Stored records
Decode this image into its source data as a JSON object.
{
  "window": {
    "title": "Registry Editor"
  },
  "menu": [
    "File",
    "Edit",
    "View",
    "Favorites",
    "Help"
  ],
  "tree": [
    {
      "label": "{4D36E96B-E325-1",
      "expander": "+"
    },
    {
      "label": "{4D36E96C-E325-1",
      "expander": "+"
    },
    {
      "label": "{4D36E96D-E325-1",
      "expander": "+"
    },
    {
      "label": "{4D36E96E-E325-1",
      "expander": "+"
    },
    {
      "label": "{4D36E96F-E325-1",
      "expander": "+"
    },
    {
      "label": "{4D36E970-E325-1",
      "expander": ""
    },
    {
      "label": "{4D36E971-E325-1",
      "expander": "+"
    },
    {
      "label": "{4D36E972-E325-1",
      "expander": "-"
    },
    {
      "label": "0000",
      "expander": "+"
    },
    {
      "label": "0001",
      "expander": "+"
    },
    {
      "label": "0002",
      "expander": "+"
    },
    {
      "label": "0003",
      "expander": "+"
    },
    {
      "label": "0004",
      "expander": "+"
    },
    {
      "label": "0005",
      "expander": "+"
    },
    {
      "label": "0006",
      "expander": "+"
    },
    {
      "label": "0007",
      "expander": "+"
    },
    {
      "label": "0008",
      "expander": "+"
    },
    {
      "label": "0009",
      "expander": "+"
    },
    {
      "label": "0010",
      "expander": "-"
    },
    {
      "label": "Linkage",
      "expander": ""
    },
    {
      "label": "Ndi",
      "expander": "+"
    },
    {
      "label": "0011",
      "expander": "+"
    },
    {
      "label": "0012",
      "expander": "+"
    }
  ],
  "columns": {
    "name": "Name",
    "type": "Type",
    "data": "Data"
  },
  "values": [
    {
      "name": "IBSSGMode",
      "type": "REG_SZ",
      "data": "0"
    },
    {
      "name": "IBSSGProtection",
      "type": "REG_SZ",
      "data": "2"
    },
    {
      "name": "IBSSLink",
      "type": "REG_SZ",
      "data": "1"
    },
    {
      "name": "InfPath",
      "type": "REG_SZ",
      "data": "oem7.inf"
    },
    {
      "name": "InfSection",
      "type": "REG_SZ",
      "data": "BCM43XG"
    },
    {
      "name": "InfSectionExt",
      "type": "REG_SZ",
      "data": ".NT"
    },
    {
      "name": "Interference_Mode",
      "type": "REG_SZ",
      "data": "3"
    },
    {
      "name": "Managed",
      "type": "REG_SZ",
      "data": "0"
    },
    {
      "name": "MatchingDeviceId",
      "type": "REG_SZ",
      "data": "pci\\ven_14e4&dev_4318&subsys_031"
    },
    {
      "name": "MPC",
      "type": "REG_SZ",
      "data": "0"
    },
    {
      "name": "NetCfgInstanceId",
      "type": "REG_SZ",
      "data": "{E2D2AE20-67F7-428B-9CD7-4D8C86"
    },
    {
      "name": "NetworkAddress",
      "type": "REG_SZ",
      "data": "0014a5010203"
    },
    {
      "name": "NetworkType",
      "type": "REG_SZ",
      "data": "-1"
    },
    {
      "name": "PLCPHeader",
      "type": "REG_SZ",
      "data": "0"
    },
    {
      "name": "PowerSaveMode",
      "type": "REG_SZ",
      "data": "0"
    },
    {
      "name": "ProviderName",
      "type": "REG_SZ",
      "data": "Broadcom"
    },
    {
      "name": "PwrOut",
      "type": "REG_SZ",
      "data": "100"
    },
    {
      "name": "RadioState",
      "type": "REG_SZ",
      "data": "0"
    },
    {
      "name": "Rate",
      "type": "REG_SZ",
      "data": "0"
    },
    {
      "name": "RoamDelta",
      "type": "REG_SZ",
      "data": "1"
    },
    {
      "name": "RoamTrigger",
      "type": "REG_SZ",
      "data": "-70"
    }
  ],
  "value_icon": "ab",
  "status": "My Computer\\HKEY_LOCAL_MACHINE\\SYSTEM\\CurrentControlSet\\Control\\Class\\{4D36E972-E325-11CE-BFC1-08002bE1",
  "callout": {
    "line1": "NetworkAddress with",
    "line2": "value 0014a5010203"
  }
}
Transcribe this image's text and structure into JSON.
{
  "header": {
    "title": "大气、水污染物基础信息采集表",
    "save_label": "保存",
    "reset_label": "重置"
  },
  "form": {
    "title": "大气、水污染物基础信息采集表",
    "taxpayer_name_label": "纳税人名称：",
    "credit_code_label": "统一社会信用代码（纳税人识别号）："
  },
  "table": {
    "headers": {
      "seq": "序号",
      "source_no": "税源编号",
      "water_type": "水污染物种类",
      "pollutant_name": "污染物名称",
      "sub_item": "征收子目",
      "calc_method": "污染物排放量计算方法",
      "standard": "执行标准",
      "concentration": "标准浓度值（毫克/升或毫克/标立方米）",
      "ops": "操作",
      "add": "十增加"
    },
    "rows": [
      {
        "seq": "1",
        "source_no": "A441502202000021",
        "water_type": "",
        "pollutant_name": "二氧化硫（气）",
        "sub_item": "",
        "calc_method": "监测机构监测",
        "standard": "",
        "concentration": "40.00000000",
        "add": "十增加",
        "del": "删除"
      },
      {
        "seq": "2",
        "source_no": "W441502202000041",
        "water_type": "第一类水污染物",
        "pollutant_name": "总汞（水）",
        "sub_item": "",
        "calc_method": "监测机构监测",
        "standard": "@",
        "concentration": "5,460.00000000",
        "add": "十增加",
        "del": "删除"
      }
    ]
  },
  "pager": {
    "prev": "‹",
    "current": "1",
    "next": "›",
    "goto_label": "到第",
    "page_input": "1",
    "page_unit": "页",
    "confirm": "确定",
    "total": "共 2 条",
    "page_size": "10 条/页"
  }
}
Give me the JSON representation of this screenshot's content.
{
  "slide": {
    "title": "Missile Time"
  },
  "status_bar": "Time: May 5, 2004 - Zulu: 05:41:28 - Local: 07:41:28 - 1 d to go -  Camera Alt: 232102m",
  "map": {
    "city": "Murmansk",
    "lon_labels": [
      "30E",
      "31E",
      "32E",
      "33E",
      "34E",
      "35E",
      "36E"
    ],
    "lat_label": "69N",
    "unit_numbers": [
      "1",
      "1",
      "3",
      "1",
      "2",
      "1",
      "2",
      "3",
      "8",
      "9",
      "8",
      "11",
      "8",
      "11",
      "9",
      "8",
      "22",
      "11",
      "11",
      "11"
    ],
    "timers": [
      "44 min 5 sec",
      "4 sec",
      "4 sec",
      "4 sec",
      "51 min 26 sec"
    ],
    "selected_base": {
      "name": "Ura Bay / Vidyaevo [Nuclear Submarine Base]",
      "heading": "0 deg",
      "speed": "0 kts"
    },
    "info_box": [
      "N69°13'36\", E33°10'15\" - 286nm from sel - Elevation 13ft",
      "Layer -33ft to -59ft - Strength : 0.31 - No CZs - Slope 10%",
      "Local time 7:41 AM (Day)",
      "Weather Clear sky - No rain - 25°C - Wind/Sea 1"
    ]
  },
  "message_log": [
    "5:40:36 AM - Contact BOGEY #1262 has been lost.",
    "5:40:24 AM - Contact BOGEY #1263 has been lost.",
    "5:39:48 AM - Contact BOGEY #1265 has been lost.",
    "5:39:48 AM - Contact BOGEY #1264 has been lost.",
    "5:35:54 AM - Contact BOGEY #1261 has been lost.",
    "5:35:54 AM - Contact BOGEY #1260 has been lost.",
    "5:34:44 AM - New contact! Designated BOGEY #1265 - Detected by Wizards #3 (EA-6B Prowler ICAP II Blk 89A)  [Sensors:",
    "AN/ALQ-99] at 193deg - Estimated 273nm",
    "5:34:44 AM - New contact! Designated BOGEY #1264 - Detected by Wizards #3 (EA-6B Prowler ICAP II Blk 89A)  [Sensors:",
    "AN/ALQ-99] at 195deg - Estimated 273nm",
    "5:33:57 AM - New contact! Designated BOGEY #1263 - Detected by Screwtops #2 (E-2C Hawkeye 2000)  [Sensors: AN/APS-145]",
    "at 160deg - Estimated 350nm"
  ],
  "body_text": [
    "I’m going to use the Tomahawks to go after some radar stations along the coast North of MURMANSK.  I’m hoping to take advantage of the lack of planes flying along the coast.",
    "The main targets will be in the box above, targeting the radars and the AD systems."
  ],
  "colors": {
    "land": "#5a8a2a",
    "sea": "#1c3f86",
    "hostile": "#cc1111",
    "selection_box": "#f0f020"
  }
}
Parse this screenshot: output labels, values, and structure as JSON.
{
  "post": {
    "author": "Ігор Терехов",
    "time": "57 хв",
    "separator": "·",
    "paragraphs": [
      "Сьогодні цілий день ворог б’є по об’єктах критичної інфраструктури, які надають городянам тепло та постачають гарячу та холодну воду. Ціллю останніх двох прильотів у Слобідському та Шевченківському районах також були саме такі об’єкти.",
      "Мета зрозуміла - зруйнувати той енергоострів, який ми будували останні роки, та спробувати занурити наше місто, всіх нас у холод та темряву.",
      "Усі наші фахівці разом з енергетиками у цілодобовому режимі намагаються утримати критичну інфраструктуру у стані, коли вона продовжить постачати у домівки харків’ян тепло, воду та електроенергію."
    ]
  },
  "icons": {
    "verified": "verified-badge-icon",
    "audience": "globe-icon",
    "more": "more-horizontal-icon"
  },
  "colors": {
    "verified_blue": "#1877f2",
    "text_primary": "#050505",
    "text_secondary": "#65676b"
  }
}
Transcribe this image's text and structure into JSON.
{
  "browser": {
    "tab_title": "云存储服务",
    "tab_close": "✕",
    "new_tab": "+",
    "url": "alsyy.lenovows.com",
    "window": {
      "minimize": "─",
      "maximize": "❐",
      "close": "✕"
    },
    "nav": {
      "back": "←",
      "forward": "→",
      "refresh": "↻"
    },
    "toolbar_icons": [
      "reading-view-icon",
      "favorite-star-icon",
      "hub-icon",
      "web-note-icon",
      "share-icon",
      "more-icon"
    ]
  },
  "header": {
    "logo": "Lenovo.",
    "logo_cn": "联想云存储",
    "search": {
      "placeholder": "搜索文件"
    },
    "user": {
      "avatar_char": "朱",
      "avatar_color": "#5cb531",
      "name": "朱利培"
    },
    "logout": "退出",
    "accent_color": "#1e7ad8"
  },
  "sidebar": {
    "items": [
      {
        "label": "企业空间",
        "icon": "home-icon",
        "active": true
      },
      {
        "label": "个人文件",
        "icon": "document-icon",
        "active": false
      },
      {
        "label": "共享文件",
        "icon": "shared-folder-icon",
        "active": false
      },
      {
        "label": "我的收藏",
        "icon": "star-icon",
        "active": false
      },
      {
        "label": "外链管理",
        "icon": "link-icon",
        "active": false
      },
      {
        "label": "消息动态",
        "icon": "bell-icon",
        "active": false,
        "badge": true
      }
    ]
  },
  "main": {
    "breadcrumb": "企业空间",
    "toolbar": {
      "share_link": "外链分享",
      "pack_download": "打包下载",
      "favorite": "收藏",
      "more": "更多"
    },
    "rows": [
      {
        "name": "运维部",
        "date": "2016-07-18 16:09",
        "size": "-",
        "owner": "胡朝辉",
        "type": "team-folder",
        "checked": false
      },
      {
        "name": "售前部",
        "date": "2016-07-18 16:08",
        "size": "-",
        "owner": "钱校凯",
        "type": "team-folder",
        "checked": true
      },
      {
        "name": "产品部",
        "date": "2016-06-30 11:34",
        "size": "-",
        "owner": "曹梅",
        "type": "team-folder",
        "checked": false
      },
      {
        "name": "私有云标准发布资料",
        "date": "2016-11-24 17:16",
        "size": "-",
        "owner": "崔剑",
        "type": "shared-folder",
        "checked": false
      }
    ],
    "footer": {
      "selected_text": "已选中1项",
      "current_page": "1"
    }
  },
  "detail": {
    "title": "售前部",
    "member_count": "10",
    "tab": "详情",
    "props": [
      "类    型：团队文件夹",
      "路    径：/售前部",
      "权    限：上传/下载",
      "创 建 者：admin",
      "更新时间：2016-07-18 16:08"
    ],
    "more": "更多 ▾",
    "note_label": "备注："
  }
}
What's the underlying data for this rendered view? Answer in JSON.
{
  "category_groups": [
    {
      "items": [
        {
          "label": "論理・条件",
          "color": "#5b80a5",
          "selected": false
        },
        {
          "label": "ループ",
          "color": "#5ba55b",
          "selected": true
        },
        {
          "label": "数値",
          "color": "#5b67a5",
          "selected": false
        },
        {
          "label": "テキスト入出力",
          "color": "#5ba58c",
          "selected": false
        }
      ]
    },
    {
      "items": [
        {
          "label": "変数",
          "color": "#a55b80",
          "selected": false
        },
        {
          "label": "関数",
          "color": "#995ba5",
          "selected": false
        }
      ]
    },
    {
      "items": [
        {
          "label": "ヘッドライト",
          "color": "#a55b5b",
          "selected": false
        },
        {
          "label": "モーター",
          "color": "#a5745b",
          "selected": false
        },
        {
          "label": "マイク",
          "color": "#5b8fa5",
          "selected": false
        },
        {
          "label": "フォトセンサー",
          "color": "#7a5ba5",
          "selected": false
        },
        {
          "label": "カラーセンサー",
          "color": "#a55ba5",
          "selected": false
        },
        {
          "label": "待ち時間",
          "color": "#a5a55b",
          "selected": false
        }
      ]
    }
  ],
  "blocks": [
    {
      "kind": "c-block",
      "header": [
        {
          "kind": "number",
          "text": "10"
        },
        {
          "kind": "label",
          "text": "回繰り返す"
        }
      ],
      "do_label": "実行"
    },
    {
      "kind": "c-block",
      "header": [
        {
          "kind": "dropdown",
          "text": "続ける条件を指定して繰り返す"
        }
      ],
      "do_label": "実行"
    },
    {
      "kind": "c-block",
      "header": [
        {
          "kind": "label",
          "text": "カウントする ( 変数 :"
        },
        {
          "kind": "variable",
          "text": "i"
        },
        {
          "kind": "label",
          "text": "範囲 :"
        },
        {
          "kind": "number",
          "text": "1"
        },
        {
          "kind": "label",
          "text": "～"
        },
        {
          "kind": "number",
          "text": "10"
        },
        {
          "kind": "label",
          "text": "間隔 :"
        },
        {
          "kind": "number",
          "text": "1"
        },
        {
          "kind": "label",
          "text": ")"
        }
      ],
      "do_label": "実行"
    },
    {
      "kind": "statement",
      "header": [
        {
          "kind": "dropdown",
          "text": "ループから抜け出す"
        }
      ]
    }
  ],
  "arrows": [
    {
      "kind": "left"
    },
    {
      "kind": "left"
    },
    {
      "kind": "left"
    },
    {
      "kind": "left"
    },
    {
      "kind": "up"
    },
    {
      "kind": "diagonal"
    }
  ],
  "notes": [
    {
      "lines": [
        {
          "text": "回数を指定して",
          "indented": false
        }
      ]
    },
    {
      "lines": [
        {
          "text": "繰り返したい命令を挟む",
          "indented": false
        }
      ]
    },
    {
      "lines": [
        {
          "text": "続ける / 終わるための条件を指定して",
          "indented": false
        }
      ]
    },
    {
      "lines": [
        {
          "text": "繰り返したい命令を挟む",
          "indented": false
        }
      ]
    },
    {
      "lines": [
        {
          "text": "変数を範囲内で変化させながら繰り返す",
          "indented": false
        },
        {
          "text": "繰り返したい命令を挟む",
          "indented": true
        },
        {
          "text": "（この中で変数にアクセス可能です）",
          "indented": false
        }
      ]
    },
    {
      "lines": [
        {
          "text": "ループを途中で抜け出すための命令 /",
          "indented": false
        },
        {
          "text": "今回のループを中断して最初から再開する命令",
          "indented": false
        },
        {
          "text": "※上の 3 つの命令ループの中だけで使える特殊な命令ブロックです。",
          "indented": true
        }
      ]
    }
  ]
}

• _Problem to solve_:
Collect each line containing the string "Prowler".

• _Solution_:
    "5:34:44 AM - New contact! Designated BOGEY #1265 - Detected by Wizards #3 (EA-6B Prowler ICAP II Blk 89A)  [Sensors:",
    "5:34:44 AM - New contact! Designated BOGEY #1264 - Detected by Wizards #3 (EA-6B Prowler ICAP II Blk 89A)  [Sensors:",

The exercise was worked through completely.